(Rows from a figure dataset)
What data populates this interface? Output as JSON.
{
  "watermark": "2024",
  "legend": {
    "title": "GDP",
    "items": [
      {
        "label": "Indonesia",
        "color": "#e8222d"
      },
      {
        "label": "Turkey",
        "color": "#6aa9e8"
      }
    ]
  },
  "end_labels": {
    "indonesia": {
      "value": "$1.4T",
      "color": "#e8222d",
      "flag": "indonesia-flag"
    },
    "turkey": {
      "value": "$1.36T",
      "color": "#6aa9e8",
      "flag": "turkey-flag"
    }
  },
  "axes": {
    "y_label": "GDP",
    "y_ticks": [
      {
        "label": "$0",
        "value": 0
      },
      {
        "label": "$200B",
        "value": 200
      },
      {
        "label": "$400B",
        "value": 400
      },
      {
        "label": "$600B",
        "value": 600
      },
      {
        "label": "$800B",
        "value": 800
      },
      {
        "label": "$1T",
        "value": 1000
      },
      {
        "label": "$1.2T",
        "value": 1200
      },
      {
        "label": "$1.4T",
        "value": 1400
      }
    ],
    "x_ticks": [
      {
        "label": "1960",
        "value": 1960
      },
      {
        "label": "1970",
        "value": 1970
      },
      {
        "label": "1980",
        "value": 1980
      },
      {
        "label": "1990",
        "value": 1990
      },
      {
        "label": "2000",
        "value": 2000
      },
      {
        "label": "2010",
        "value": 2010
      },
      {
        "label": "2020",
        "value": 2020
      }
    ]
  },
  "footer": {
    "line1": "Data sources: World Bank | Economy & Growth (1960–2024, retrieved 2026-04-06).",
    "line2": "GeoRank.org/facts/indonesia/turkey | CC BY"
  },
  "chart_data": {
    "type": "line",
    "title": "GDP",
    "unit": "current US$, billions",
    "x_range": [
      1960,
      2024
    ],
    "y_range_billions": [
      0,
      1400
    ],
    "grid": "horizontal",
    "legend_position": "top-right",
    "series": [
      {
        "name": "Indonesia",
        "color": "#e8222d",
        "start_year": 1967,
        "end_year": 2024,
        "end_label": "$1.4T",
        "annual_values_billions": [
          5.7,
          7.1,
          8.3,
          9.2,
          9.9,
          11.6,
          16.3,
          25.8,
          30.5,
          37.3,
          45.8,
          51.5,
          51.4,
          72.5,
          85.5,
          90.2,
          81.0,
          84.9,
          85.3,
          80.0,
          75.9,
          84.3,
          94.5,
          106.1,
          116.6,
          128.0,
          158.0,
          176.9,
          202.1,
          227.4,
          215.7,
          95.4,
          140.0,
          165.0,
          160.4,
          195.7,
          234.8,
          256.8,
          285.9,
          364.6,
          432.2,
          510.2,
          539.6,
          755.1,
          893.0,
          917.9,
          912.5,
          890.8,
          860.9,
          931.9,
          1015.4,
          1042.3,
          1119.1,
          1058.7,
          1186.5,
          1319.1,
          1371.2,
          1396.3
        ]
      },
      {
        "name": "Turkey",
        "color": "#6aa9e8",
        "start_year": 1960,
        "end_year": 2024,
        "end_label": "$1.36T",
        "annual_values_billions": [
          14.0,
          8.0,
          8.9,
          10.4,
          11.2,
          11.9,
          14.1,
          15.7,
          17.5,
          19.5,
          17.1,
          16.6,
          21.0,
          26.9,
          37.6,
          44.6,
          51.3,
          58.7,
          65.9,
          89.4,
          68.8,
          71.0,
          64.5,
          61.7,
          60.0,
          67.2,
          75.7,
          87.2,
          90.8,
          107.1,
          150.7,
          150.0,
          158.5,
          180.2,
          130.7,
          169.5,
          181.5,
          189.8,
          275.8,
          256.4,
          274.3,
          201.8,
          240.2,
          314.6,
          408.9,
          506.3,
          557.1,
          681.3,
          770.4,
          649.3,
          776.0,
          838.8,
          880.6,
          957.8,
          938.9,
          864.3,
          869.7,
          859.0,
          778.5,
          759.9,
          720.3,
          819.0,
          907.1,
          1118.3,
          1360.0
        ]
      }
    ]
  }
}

> INSTRUCTIONS TO FOLLOW
Tally the lines of the records holding the word "flag", then give only the resulting number.

> RESPONSE BELOW
2